- **Stored entries**:
--
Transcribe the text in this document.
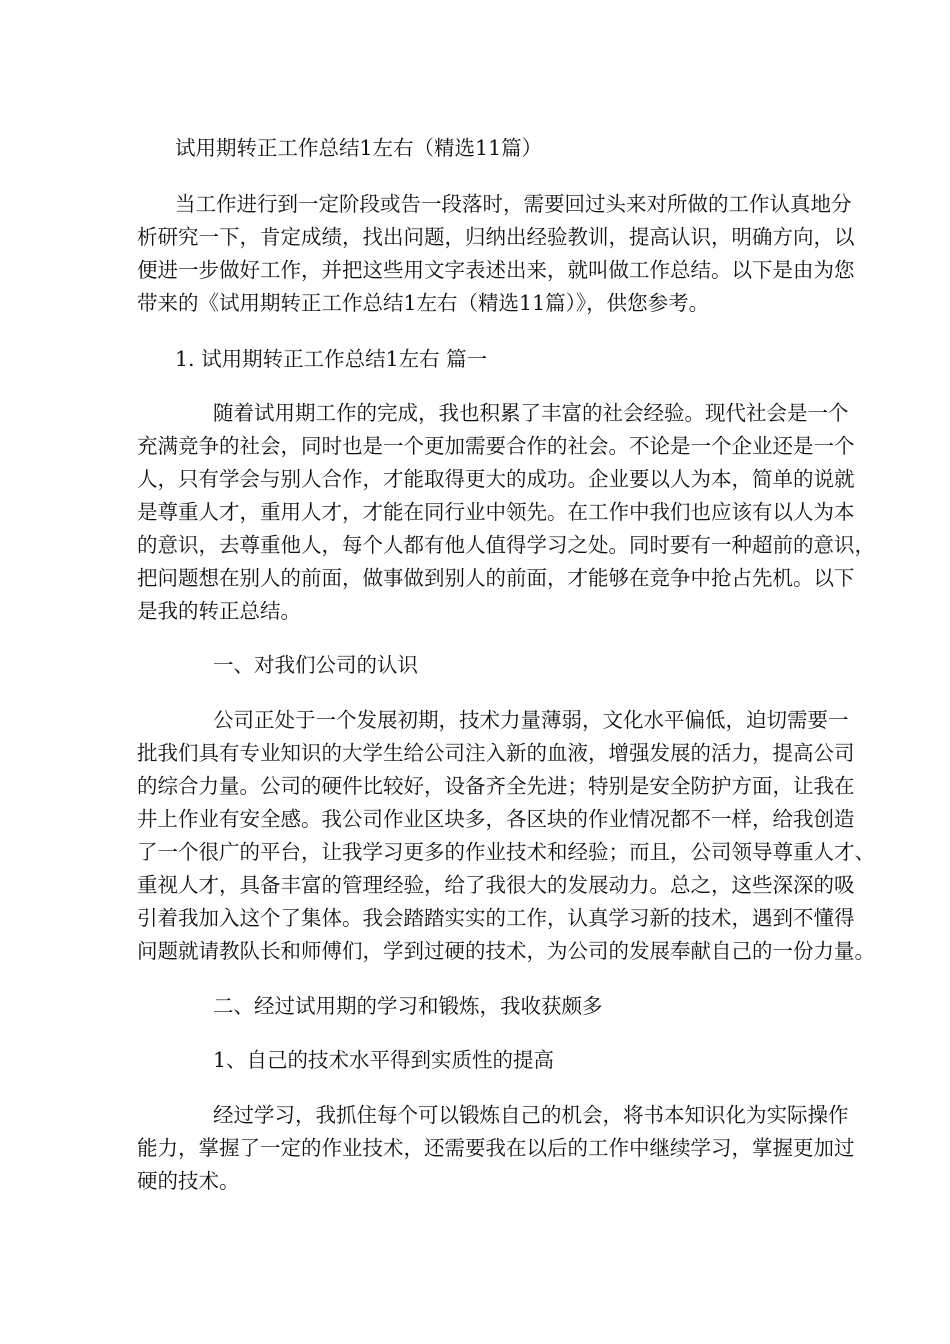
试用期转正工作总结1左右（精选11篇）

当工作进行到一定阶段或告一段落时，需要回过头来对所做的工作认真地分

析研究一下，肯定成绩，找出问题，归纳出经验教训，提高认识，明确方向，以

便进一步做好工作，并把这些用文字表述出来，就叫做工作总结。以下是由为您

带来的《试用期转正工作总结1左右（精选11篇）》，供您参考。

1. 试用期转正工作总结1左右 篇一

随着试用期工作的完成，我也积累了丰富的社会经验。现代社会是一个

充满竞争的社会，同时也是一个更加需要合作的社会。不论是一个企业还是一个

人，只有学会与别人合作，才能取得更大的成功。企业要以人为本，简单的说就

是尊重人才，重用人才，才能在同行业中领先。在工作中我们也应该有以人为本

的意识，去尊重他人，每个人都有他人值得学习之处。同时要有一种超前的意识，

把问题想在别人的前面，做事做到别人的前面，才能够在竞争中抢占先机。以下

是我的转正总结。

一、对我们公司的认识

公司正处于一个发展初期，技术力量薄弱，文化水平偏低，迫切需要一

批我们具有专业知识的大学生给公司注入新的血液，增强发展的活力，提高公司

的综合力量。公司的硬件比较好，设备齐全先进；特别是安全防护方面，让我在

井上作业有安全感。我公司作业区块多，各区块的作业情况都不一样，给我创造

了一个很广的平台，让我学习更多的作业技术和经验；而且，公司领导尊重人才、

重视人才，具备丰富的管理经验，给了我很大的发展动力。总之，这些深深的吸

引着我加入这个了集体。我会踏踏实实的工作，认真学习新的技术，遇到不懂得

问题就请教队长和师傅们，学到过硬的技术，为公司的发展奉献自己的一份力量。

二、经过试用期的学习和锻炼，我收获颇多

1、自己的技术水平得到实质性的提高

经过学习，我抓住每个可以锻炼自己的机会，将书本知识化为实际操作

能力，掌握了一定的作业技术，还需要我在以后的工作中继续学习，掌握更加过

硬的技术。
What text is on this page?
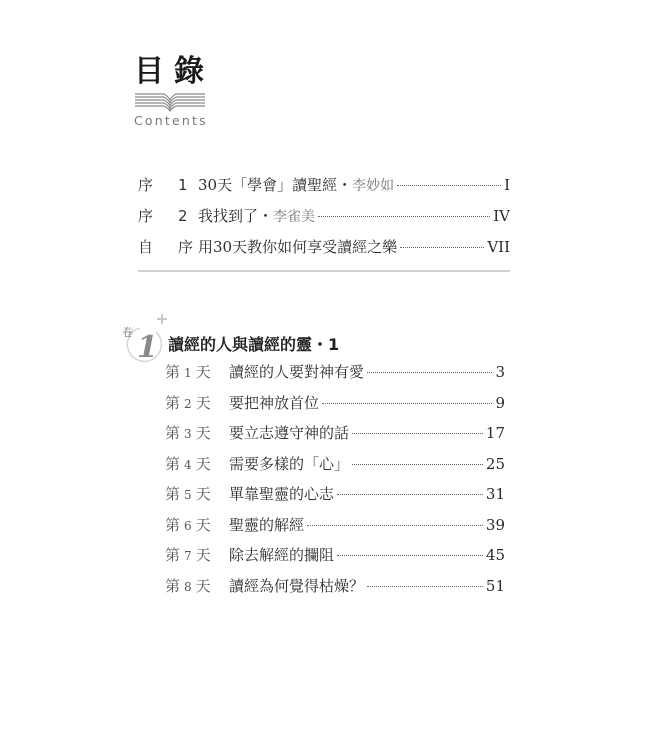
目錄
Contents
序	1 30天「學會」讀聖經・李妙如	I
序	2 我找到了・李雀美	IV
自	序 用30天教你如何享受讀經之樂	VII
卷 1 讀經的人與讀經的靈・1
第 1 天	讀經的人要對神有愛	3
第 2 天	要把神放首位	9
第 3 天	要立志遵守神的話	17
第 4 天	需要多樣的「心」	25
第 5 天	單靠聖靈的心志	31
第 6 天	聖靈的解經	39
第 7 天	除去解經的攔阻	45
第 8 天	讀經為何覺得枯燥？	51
--
- **JOB**: Take the line with "What text is on this page?" as the first line and the last line of the records above as the final one; reproduce exactly the lines between them, both included, without pictures.

- **THE RESULT**:
What text is on this page?
目錄
Contents
序	1 30天「學會」讀聖經・李妙如	I
序	2 我找到了・李雀美	IV
自	序 用30天教你如何享受讀經之樂	VII
卷 1 讀經的人與讀經的靈・1
第 1 天	讀經的人要對神有愛	3
第 2 天	要把神放首位	9
第 3 天	要立志遵守神的話	17
第 4 天	需要多樣的「心」	25
第 5 天	單靠聖靈的心志	31
第 6 天	聖靈的解經	39
第 7 天	除去解經的攔阻	45
第 8 天	讀經為何覺得枯燥？	51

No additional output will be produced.